* [Required work]: Repeat each line exactly as it is written.

* [Figure record listings]:
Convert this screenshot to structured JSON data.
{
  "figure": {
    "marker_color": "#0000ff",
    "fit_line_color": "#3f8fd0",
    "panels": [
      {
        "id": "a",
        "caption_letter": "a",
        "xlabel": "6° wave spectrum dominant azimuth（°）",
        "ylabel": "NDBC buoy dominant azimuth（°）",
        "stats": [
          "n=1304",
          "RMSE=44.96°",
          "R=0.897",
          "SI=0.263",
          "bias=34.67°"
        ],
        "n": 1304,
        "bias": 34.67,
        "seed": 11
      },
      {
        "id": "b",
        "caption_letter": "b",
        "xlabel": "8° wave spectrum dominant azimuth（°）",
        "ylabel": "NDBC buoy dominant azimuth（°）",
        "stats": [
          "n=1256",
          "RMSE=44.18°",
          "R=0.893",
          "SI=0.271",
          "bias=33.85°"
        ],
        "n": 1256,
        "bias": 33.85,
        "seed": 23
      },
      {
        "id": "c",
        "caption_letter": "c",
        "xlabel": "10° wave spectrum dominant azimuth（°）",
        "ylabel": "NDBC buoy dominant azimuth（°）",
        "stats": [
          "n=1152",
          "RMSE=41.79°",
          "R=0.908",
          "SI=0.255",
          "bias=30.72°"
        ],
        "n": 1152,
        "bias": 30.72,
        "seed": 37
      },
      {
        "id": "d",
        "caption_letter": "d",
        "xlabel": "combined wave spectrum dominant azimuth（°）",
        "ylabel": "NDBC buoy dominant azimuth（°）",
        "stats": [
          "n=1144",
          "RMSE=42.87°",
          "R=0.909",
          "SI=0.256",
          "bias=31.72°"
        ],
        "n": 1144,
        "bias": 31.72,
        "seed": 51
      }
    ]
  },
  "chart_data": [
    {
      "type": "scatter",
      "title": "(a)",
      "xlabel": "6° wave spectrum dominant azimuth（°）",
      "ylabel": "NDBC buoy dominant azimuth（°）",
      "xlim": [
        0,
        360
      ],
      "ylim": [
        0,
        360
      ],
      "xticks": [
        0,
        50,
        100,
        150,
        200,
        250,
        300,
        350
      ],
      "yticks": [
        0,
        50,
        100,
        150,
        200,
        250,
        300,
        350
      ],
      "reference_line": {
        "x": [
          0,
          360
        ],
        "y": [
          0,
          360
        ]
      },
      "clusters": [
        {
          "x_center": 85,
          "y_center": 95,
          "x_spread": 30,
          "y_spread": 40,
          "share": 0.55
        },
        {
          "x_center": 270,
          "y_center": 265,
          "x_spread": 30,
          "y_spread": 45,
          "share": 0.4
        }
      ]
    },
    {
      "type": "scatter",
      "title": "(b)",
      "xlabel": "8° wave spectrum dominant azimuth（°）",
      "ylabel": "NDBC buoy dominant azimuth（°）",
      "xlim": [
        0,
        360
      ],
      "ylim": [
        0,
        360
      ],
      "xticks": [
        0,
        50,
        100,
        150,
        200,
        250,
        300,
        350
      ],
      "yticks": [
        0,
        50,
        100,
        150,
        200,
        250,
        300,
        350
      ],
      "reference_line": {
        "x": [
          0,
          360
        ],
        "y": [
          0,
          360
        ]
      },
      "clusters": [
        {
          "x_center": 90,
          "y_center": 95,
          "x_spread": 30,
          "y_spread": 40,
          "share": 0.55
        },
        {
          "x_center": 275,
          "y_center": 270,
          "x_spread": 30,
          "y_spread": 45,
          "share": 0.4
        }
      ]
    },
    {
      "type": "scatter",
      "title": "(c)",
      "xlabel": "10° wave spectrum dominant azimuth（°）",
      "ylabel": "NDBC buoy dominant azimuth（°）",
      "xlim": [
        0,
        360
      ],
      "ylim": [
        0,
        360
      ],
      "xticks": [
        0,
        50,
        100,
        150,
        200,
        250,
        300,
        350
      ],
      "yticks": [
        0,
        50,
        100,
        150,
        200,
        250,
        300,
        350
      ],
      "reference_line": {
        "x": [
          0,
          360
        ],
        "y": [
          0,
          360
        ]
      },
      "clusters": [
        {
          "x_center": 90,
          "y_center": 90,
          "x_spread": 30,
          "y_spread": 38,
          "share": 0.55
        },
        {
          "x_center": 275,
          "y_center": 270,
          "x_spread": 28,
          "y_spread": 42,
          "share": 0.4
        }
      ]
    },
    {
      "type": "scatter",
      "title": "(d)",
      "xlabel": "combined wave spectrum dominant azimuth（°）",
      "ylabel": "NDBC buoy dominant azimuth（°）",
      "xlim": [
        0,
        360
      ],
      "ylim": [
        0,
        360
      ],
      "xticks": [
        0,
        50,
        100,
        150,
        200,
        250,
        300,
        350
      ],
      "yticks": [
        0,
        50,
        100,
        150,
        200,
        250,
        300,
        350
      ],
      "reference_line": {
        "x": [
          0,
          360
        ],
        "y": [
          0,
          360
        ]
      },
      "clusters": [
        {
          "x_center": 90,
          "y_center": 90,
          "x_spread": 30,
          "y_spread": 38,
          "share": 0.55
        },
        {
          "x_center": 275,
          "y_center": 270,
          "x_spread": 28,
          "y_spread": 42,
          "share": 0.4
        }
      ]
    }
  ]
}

* [Written answer]:
Convert this screenshot to structured JSON data.
{
  "figure": {
    "marker_color": "#0000ff",
    "fit_line_color": "#3f8fd0",
    "panels": [
      {
        "id": "a",
        "caption_letter": "a",
        "xlabel": "6° wave spectrum dominant azimuth（°）",
        "ylabel": "NDBC buoy dominant azimuth（°）",
        "stats": [
          "n=1304",
          "RMSE=44.96°",
          "R=0.897",
          "SI=0.263",
          "bias=34.67°"
        ],
        "n": 1304,
        "bias": 34.67,
        "seed": 11
      },
      {
        "id": "b",
        "caption_letter": "b",
        "xlabel": "8° wave spectrum dominant azimuth（°）",
        "ylabel": "NDBC buoy dominant azimuth（°）",
        "stats": [
          "n=1256",
          "RMSE=44.18°",
          "R=0.893",
          "SI=0.271",
          "bias=33.85°"
        ],
        "n": 1256,
        "bias": 33.85,
        "seed": 23
      },
      {
        "id": "c",
        "caption_letter": "c",
        "xlabel": "10° wave spectrum dominant azimuth（°）",
        "ylabel": "NDBC buoy dominant azimuth（°）",
        "stats": [
          "n=1152",
          "RMSE=41.79°",
          "R=0.908",
          "SI=0.255",
          "bias=30.72°"
        ],
        "n": 1152,
        "bias": 30.72,
        "seed": 37
      },
      {
        "id": "d",
        "caption_letter": "d",
        "xlabel": "combined wave spectrum dominant azimuth（°）",
        "ylabel": "NDBC buoy dominant azimuth（°）",
        "stats": [
          "n=1144",
          "RMSE=42.87°",
          "R=0.909",
          "SI=0.256",
          "bias=31.72°"
        ],
        "n": 1144,
        "bias": 31.72,
        "seed": 51
      }
    ]
  },
  "chart_data": [
    {
      "type": "scatter",
      "title": "(a)",
      "xlabel": "6° wave spectrum dominant azimuth（°）",
      "ylabel": "NDBC buoy dominant azimuth（°）",
      "xlim": [
        0,
        360
      ],
      "ylim": [
        0,
        360
      ],
      "xticks": [
        0,
        50,
        100,
        150,
        200,
        250,
        300,
        350
      ],
      "yticks": [
        0,
        50,
        100,
        150,
        200,
        250,
        300,
        350
      ],
      "reference_line": {
        "x": [
          0,
          360
        ],
        "y": [
          0,
          360
        ]
      },
      "clusters": [
        {
          "x_center": 85,
          "y_center": 95,
          "x_spread": 30,
          "y_spread": 40,
          "share": 0.55
        },
        {
          "x_center": 270,
          "y_center": 265,
          "x_spread": 30,
          "y_spread": 45,
          "share": 0.4
        }
      ]
    },
    {
      "type": "scatter",
      "title": "(b)",
      "xlabel": "8° wave spectrum dominant azimuth（°）",
      "ylabel": "NDBC buoy dominant azimuth（°）",
      "xlim": [
        0,
        360
      ],
      "ylim": [
        0,
        360
      ],
      "xticks": [
        0,
        50,
        100,
        150,
        200,
        250,
        300,
        350
      ],
      "yticks": [
        0,
        50,
        100,
        150,
        200,
        250,
        300,
        350
      ],
      "reference_line": {
        "x": [
          0,
          360
        ],
        "y": [
          0,
          360
        ]
      },
      "clusters": [
        {
          "x_center": 90,
          "y_center": 95,
          "x_spread": 30,
          "y_spread": 40,
          "share": 0.55
        },
        {
          "x_center": 275,
          "y_center": 270,
          "x_spread": 30,
          "y_spread": 45,
          "share": 0.4
        }
      ]
    },
    {
      "type": "scatter",
      "title": "(c)",
      "xlabel": "10° wave spectrum dominant azimuth（°）",
      "ylabel": "NDBC buoy dominant azimuth（°）",
      "xlim": [
        0,
        360
      ],
      "ylim": [
        0,
        360
      ],
      "xticks": [
        0,
        50,
        100,
        150,
        200,
        250,
        300,
        350
      ],
      "yticks": [
        0,
        50,
        100,
        150,
        200,
        250,
        300,
        350
      ],
      "reference_line": {
        "x": [
          0,
          360
        ],
        "y": [
          0,
          360
        ]
      },
      "clusters": [
        {
          "x_center": 90,
          "y_center": 90,
          "x_spread": 30,
          "y_spread": 38,
          "share": 0.55
        },
        {
          "x_center": 275,
          "y_center": 270,
          "x_spread": 28,
          "y_spread": 42,
          "share": 0.4
        }
      ]
    },
    {
      "type": "scatter",
      "title": "(d)",
      "xlabel": "combined wave spectrum dominant azimuth（°）",
      "ylabel": "NDBC buoy dominant azimuth（°）",
      "xlim": [
        0,
        360
      ],
      "ylim": [
        0,
        360
      ],
      "xticks": [
        0,
        50,
        100,
        150,
        200,
        250,
        300,
        350
      ],
      "yticks": [
        0,
        50,
        100,
        150,
        200,
        250,
        300,
        350
      ],
      "reference_line": {
        "x": [
          0,
          360
        ],
        "y": [
          0,
          360
        ]
      },
      "clusters": [
        {
          "x_center": 90,
          "y_center": 90,
          "x_spread": 30,
          "y_spread": 38,
          "share": 0.55
        },
        {
          "x_center": 275,
          "y_center": 270,
          "x_spread": 28,
          "y_spread": 42,
          "share": 0.4
        }
      ]
    }
  ]
}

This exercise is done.